“And So Were the Churches Established in the Faith”
Acts 15:36–18:22; 1 and 2 Thessalonians
LDS manual: here
To encourage readers to question fearlessly.
We’re starting to get into Paul’s epistles in this lesson. And there’s some overlap with Paul’s missionary journeys. Those must have been a hoot!
Here’s one where Paul and Barnabas can’t agree on who to take along with them, and — Oh, no! — Barnabas breaks Rule 72!
Acts 15:36 And some days after Paul said unto Barnabas, Let us go again and visit our brethren in every city where we have preached the word of the LORD, and see how they do.
15:37 And Barnabas determined to take with them John, whose surname was Mark.
15:38 But Paul thought not good to take him with them, who departed from them from Pamphylia, and went not with them to the work.
15:39 And the contention was so sharp between them, that they departed asunder one from the other: and so Barnabas took Mark, and sailed unto Cyprus;
In LDS missions, this is referred to as the first “companionship inventory”.
Then Paul performed an operation on another companion, Timotheus.
Acts 16:1 Then came he to Derbe and Lystra: and, behold, a certain disciple was there, named Timotheus, the son of a certain woman, which was a Jewess, and believed; but his father was a Greek:
16:2 Which was well reported of by the brethren that were at Lystra and Iconium.
16:3 Him would Paul have to go forth with him; and took and circumcised him because of the Jews which were in those quarters: for they knew all that his father was a Greek.
This raises all kinds of questions for me.
- Was it kind of awkward for Paul to circumcise his companion?
- Why did Paul feel the need to do that, when the circumcision question had already been settled in the last lesson?
- This is just an idea here, but couldn’t Paul have simply claimed that Timotheus had been circumcised? Would anyone have tried to check?

◇ ◇ ◇ ◇ ◇

→ **Task requirements**
A. Copy verbatim the part of the post on Paul's missionary journeys from "Acts 16:1 Then" to "circumcise his companion?".
B. Please extend the post on Paul's missionary journeys, picking up right after its final sentence.

◇ ◇ ◇ ◇ ◇

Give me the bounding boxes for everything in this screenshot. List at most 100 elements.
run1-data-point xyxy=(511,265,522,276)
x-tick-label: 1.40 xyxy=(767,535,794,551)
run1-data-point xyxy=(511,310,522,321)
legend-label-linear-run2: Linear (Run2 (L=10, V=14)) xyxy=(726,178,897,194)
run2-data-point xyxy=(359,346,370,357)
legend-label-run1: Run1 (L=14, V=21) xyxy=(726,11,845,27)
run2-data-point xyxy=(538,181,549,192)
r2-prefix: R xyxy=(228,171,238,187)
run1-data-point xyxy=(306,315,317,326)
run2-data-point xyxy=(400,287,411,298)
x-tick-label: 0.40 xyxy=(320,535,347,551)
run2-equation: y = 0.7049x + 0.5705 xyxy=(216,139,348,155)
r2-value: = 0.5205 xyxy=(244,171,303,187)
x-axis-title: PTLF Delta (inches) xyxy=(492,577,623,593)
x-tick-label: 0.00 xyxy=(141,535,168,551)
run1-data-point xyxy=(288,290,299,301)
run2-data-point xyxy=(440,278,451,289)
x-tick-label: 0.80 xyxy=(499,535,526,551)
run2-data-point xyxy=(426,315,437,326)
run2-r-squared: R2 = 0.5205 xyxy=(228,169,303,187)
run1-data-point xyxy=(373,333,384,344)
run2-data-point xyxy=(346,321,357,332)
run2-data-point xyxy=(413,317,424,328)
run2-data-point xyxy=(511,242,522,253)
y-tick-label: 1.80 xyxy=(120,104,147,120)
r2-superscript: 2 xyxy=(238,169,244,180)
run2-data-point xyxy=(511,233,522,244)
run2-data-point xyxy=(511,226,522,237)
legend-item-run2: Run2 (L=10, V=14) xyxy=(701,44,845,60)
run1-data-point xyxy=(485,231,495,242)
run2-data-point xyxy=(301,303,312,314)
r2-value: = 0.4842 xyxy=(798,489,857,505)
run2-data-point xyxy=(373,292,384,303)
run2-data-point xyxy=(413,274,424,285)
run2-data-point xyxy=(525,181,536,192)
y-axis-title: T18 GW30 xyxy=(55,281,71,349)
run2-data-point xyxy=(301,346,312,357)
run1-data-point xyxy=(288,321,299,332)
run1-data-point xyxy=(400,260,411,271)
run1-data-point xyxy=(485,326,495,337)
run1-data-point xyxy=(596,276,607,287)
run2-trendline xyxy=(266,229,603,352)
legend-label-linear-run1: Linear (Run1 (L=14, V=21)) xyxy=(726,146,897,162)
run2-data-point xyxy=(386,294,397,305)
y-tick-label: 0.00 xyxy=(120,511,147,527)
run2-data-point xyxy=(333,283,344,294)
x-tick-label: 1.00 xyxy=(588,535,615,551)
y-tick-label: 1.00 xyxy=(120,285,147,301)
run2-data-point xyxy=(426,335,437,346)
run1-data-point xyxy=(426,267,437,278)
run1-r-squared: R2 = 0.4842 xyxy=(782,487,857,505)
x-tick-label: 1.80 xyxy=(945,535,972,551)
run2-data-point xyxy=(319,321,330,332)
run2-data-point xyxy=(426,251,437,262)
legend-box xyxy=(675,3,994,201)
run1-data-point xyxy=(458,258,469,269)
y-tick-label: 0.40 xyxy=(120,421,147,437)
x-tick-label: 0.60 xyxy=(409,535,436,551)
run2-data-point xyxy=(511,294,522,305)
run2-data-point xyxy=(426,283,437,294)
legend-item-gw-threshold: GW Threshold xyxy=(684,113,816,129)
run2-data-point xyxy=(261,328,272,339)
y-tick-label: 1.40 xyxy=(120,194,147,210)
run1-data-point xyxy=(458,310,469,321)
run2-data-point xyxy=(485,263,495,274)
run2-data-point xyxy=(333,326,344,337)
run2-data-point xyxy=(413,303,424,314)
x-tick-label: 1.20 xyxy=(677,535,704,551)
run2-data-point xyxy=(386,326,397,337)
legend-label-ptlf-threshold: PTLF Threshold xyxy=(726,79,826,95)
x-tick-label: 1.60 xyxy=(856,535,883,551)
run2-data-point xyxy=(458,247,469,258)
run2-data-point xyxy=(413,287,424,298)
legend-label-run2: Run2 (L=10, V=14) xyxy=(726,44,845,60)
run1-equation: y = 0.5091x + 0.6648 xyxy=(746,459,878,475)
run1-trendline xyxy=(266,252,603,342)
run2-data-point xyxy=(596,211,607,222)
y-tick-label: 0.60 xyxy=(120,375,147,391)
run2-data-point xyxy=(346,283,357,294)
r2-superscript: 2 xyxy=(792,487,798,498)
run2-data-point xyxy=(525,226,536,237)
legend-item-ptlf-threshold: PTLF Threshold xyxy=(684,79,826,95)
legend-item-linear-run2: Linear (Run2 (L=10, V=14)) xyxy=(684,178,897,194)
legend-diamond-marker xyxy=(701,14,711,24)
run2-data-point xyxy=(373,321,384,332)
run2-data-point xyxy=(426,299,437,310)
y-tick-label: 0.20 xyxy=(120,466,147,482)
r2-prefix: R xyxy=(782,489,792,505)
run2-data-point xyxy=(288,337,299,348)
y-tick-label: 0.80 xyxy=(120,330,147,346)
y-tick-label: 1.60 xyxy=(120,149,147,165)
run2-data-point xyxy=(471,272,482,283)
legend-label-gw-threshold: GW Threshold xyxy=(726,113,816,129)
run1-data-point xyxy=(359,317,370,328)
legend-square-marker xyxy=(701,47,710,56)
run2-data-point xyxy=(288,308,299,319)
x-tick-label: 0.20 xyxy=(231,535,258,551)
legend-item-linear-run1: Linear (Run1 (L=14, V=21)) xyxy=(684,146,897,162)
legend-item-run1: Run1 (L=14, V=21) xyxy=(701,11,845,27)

◇ ◇ ◇ ◇ ◇

→ **Task-by-task outputs**
A.
Acts 16:1 Then came he to Derbe and Lystra: and, behold, a certain disciple was there, named Timotheus, the son of a certain woman, which was a Jewess, and believed; but his father was a Greek:
16:2 Which was well reported of by the brethren that were at Lystra and Iconium.
16:3 Him would Paul have to go forth with him; and took and circumcised him because of the Jews which were in those quarters: for they knew all that his father was a Greek.
This raises all kinds of questions for me.
- Was it kind of awkward for Paul to circumcise his companion?

B.
I love this next bit. Paul got invited to preach to some Greeks.
Does anyone remember Gene Ray, the Time Cube guy? His website was an especially aggressive brand of crazypants. (Poor guy.) Alas, the Time Cube site is no longer operative, but there was a time where students at MIT invited Gene Ray to a debate. I imagine that was kind of what the Greeks had in mind when they invited Paul.
Acts 17:18 Then certain philosophers of the Epicureans, and of the Stoicks, encountered him. And some said, What will this babbler say? other some, He seemeth to be a setter forth of strange gods: because he preached unto them Jesus, and the resurrection.
17:19 And they took him, and brought him unto Areopagus, saying, May we know what this new doctrine, whereof thou speakest, is?
17:20 For thou bringest certain strange things to our ears: we would know therefore what these things mean.
17:21 (For all the Athenians and strangers which were there spent their time in nothing else, but either to tell, or to hear some new thing.)
17:22 Then Paul stood in the midst of Mars’ hill, and said, Ye men of Athens, I perceive that in all things ye are too superstitious.
Seriously? Says the purveyor of Christianity? Maybe he should have been better versed in thinking things through.
Main ideas for this lesson
Christians and the law
Christians, believing as they do in a divine lawgiver, have always had a troubled relationship with human law. In recent weeks, we’ve all become aware of one Kim Davis, the Kentucky county clerk who refused to do her job. The US Supreme Court ruled that gay marriage was legal in all fifty states, and yet Davis refused to marry gay couples because of her “sincerely-held religious belief” that she knew what God wanted. As a result, she went to jail, but has since been released (to much fanfare from other Christians).
Ask: To what extent is it justifiable for someone to disobey laws they disagree with?
Civil disobedience — in which someone publicly disobeys laws, and then accepts the consequences — can be a dynamic way to protest unjust laws. Davis’s case is quite the reverse, however; she was protesting equal treatment under the law. She (along with the Christian Right) would like to cast her actions as obeying her conscience, but she was really attempting to force others to obey her religious rules. In a secular society where everyone’s religious belief gets treated on equal terms, that’s not okay. She’s trying to keep her job, and refuse to do it, too. This is playing it both ways.
I’m pretty sure that Davis was delighted to go to jail. It plays into a “poor persecuted Christians” narrative that they just love. Christians are a majority, but feeling like the number two dog pumps a bit of adrenaline into Christianity. Keeps it from getting flabby.
And scriptures like this are where they get it from.
Acts 16:22 And the multitude rose up together against them: and the magistrates rent off their clothes, and commanded to beat them.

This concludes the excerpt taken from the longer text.